Stored items:
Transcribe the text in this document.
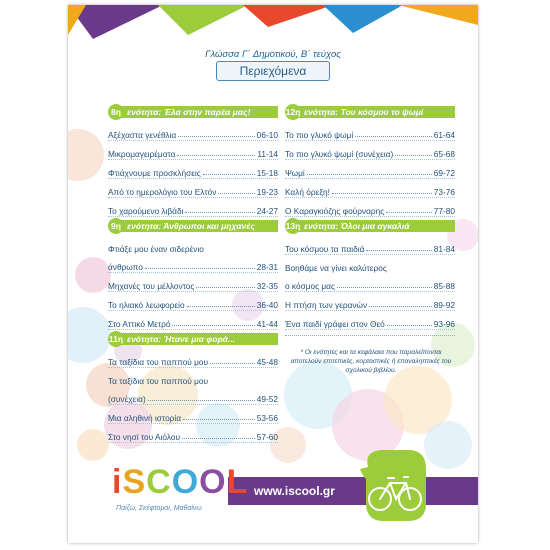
Γλώσσα Γ΄ Δημοτικού, Β΄ τεύχος
Περιεχόμενα
8η ενότητα: Έλα στην παρέα μας!
Αξέχαστα γενέθλια	06-10
Μικρομαγειρέματα	11-14
Φτιάχνουμε προσκλήσεις	15-18
Από το ημερολόγιο του Ελτόν	19-23
Το χαρούμενο λιβάδι	24-27
9η ενότητα: Άνθρωποι και μηχανές
Φτιάξε μου έναν σιδερένιο
άνθρωπο	28-31
Μηχανές του μέλλοντος	32-35
Το ηλιακό λεωφορείο	36-40
Στο Αττικό Μετρό	41-44
11η ενότητα: Ήτανε μια φορά...
Τα ταξίδια του παππού μου	45-48
Τα ταξίδια του παππού μου
(συνέχεια)	49-52
Μια αληθινή ιστορία	53-56
Στο νησί του Αιόλου	57-60
12η ενότητα: Του κόσμου το ψωμί
Το πιο γλυκό ψωμί	61-64
Το πιο γλυκό ψωμί (συνέχεια)	65-68
Ψωμί	69-72
Καλή όρεξη!	73-76
Ο Καραγκιόζης φούρναρης	77-80
13η ενότητα: Όλοι μια αγκαλιά
Του κόσμου τα παιδιά	81-84
Βοηθάμε να γίνει καλύτερος
ο κόσμος μας	85-88
Η πτήση των γερανών	89-92
Ένα παιδί γράφει στον Θεό	93-96
* Οι ενότητες και τα κεφάλαια που παραλείπονται αποτελούν επιτεπικές, κορταστικές ή επαναληπτικές του σχολικού βιβλίου.
www.iscool.gr
iSCOOL
Παίζω, Σκέφτομαι, Μαθαίνω
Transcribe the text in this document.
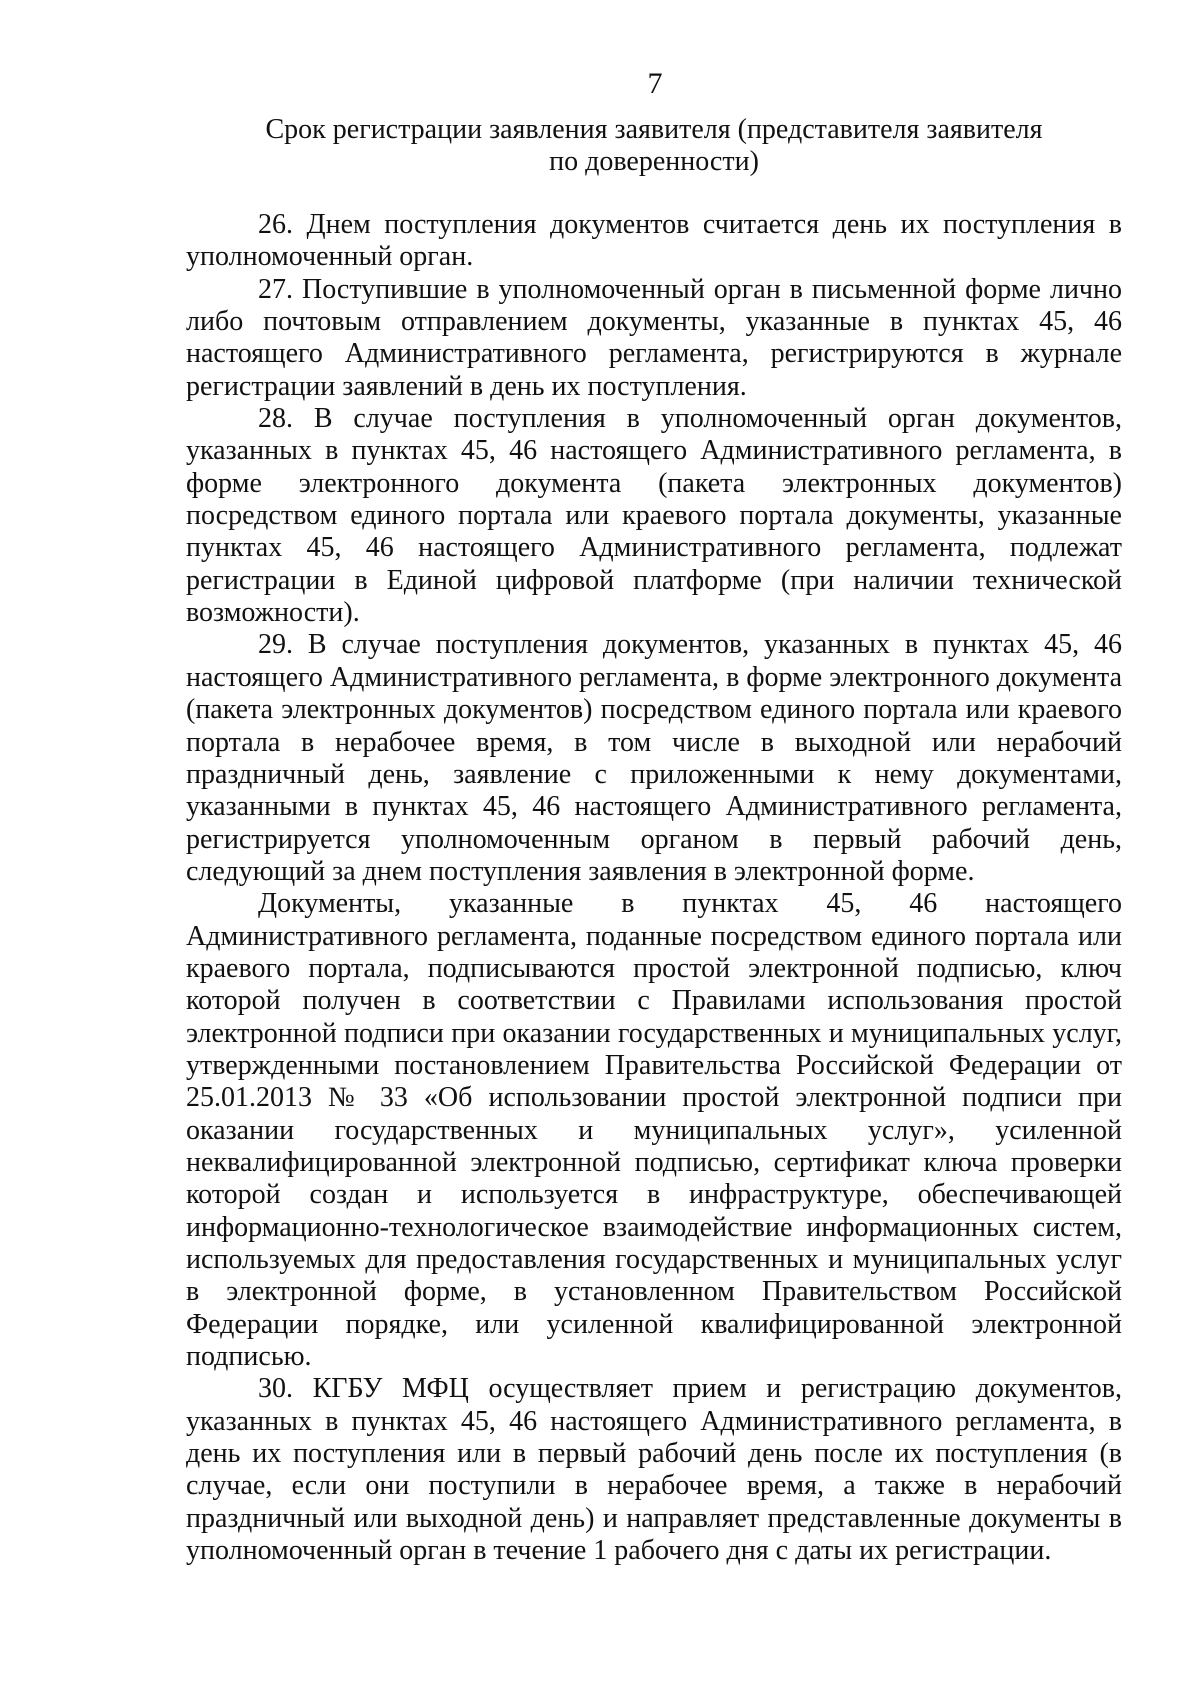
7
Срок регистрации заявления заявителя (представителя заявителя
по доверенности)

26. Днем поступления документов считается день их поступления в уполномоченный орган.

27. Поступившие в уполномоченный орган в письменной форме лично либо почтовым отправлением документы, указанные в пунктах 45, 46 настоящего Административного регламента, регистрируются в журнале регистрации заявлений в день их поступления.

28. В случае поступления в уполномоченный орган документов, указанных в пунктах 45, 46 настоящего Административного регламента, в форме электронного документа (пакета электронных документов) посредством единого портала или краевого портала документы, указанные пунктах 45, 46 настоящего Административного регламента, подлежат регистрации в Единой цифровой платформе (при наличии технической возможности).

29. В случае поступления документов, указанных в пунктах 45, 46 настоящего Административного регламента, в форме электронного документа (пакета электронных документов) посредством единого портала или краевого портала в нерабочее время, в том числе в выходной или нерабочий праздничный день, заявление с приложенными к нему документами, указанными в пунктах 45, 46 настоящего Административного регламента, регистрируется уполномоченным органом в первый рабочий день, следующий за днем поступления заявления в электронной форме.

Документы, указанные в пунктах 45, 46 настоящего Административного регламента, поданные посредством единого портала или краевого портала, подписываются простой электронной подписью, ключ которой получен в соответствии с Правилами использования простой электронной подписи при оказании государственных и муниципальных услуг, утвержденными постановлением Правительства Российской Федерации от 25.01.2013 № 33 «Об использовании простой электронной подписи при оказании государственных и муниципальных услуг», усиленной неквалифицированной электронной подписью, сертификат ключа проверки которой создан и используется в инфраструктуре, обеспечивающей информационно-технологическое взаимодействие информационных систем, используемых для предоставления государственных и муниципальных услуг в электронной форме, в установленном Правительством Российской Федерации порядке, или усиленной квалифицированной электронной подписью.

30. КГБУ МФЦ осуществляет прием и регистрацию документов, указанных в пунктах 45, 46 настоящего Административного регламента, в день их поступления или в первый рабочий день после их поступления (в случае, если они поступили в нерабочее время, а также в нерабочий праздничный или выходной день) и направляет представленные документы в уполномоченный орган в течение 1 рабочего дня с даты их регистрации.
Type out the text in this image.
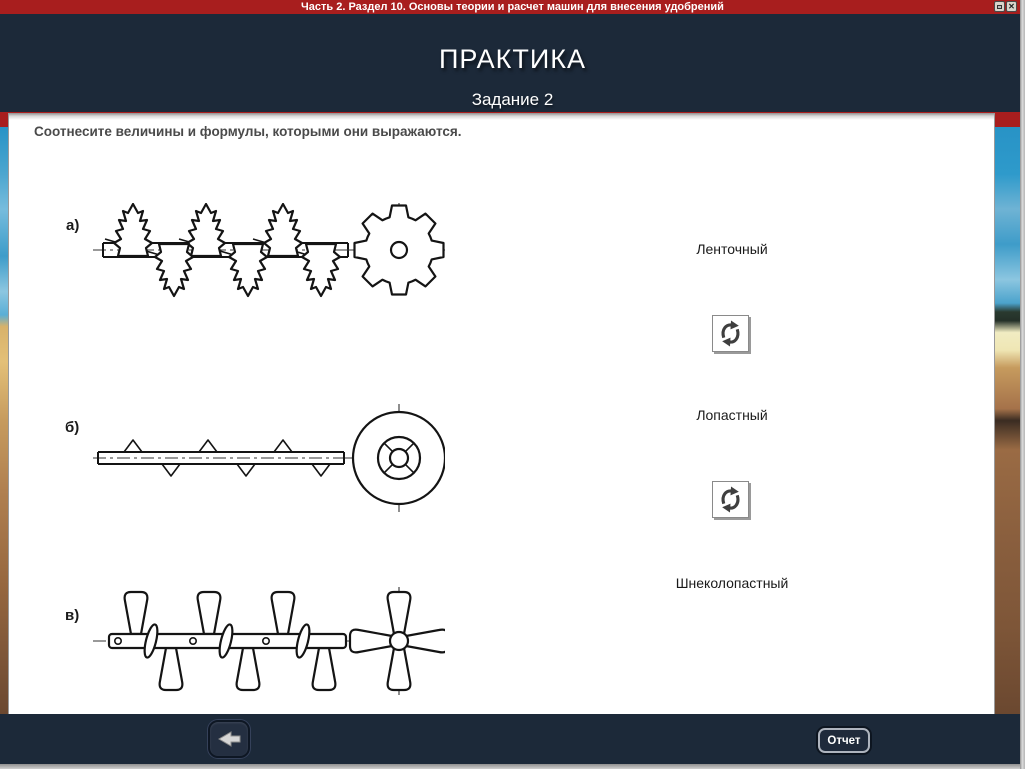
Часть 2. Раздел 10. Основы теории и расчет машин для внесения удобрений	✕
ПРАКТИКА
Задание 2
Соотнесите величины и формулы, которыми они выражаются.
а)
б)
в)
Ленточный
Лопастный
Шнеколопастный
Отчет
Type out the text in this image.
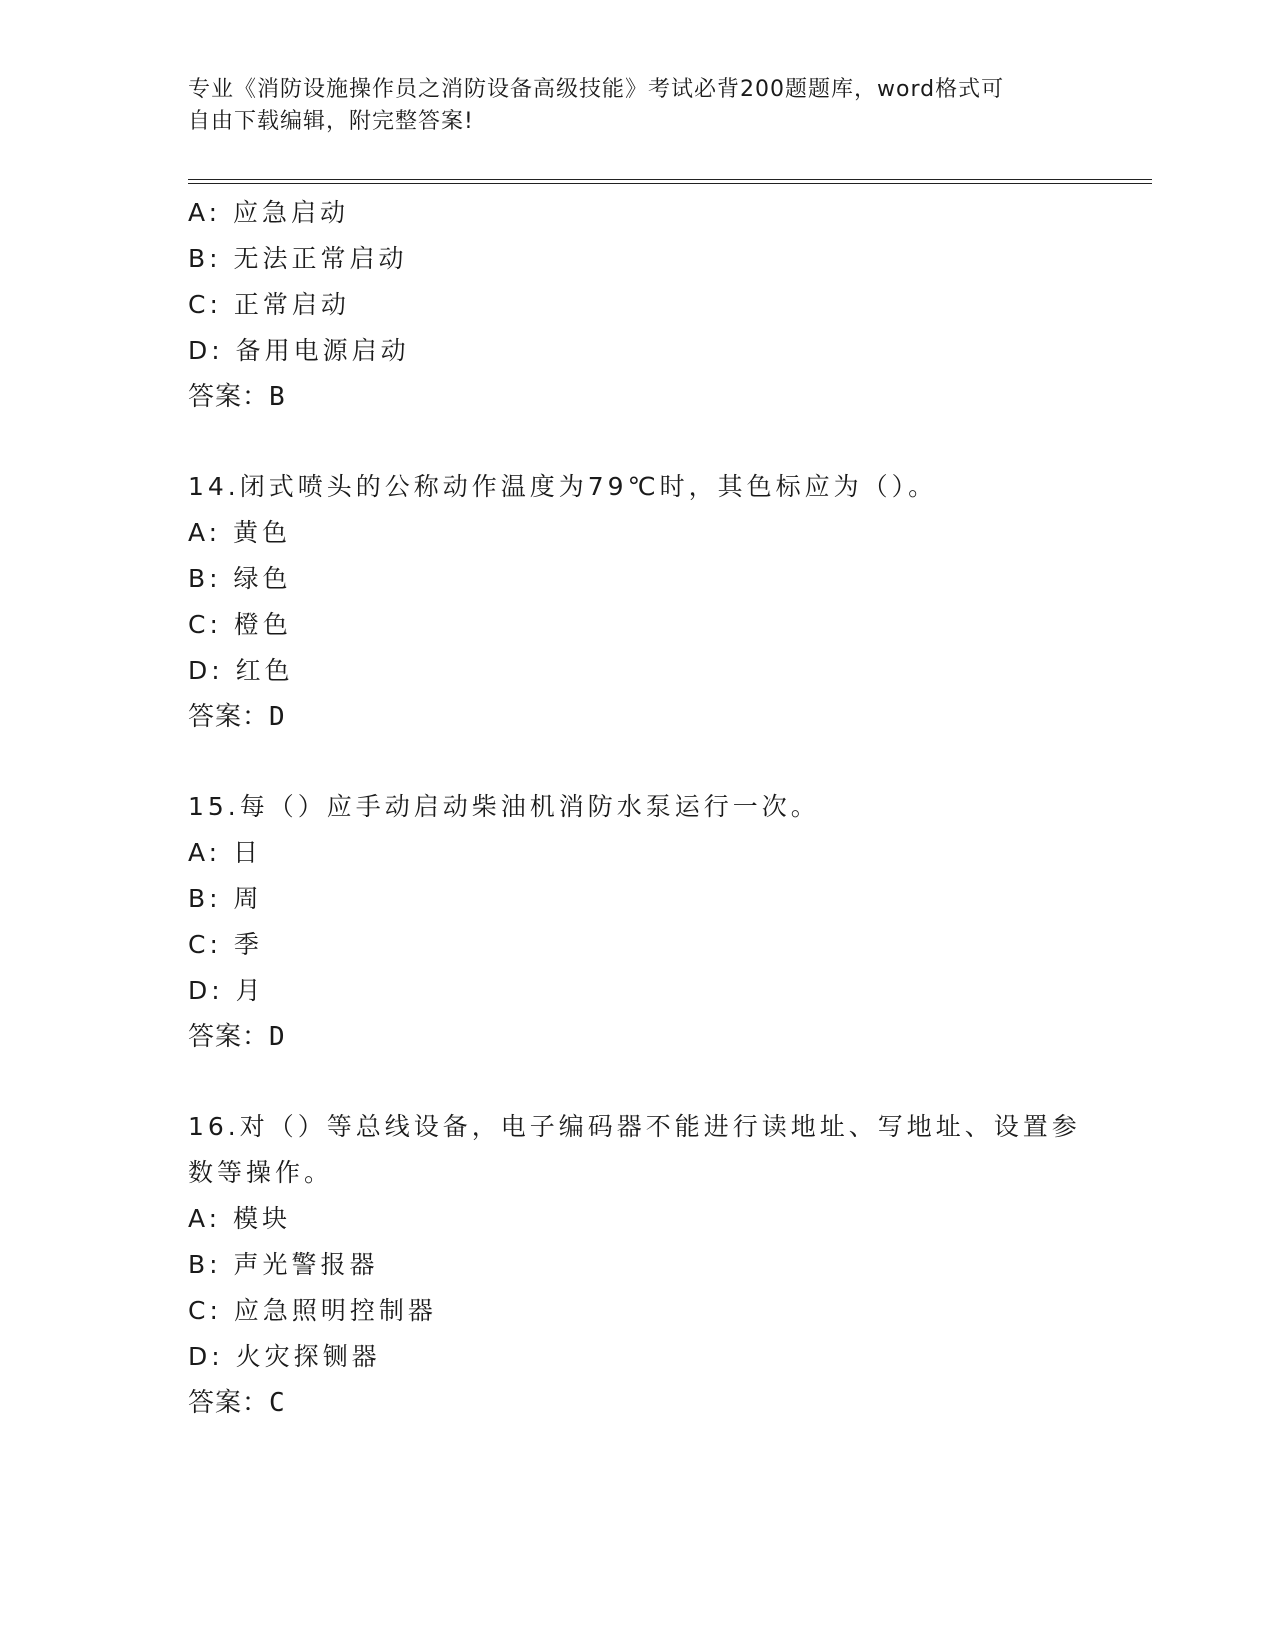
专业《消防设施操作员之消防设备高级技能》考试必背200题题库，word格式可
自由下载编辑，附完整答案!
A: 应急启动
B: 无法正常启动
C: 正常启动
D: 备用电源启动
答案：B
14.闭式喷头的公称动作温度为79℃时，其色标应为（）。
A: 黄色
B: 绿色
C: 橙色
D: 红色
答案：D
15.每（）应手动启动柴油机消防水泵运行一次。
A: 日
B: 周
C: 季
D: 月
答案：D
16.对（）等总线设备，电子编码器不能进行读地址、写地址、设置参
数等操作。
A: 模块
B: 声光警报器
C: 应急照明控制器
D: 火灾探铡器
答案：C
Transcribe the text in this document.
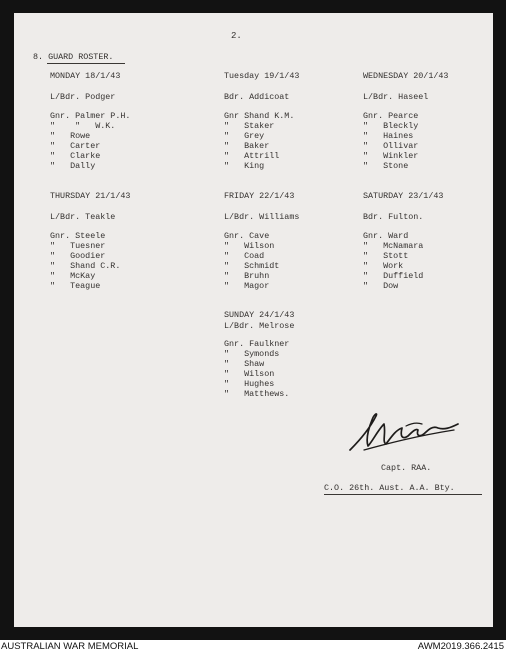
2.
8. GUARD ROSTER.
MONDAY 18/1/43
L/Bdr. Podger
Gnr. Palmer P.H.
"    "   W.K.
"   Rowe
"   Carter
"   Clarke
"   Dally
Tuesday 19/1/43
Bdr. Addicoat
Gnr Shand K.M.
"   Staker
"   Grey
"   Baker
"   Attrill
"   King
WEDNESDAY 20/1/43
L/Bdr. Haseel
Gnr. Pearce
"   Bleckly
"   Haines
"   Ollivar
"   Winkler
"   Stone
THURSDAY 21/1/43
L/Bdr. Teakle
Gnr. Steele
"   Tuesner
"   Goodier
"   Shand C.R.
"   McKay
"   Teague
FRIDAY 22/1/43
L/Bdr. Williams
Gnr. Cave
"   Wilson
"   Coad
"   Schmidt
"   Bruhn
"   Magor
SATURDAY 23/1/43
Bdr. Fulton.
Gnr. Ward
"   McNamara
"   Stott
"   Work
"   Duffield
"   Dow
SUNDAY 24/1/43
L/Bdr. Melrose
Gnr. Faulkner
"   Symonds
"   Shaw
"   Wilson
"   Hughes
"   Matthews.
Capt. RAA.
C.O. 26th. Aust. A.A. Bty.
AUSTRALIAN WAR MEMORIAL	AWM2019.366.2415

**Exercise description**
Scan the lines above for "γλυκό", then copy every one that has it.

**Solution to the exercise**
Το πιο γλυκό ψωμί	61-64
Το πιο γλυκό ψωμί (συνέχεια)	65-68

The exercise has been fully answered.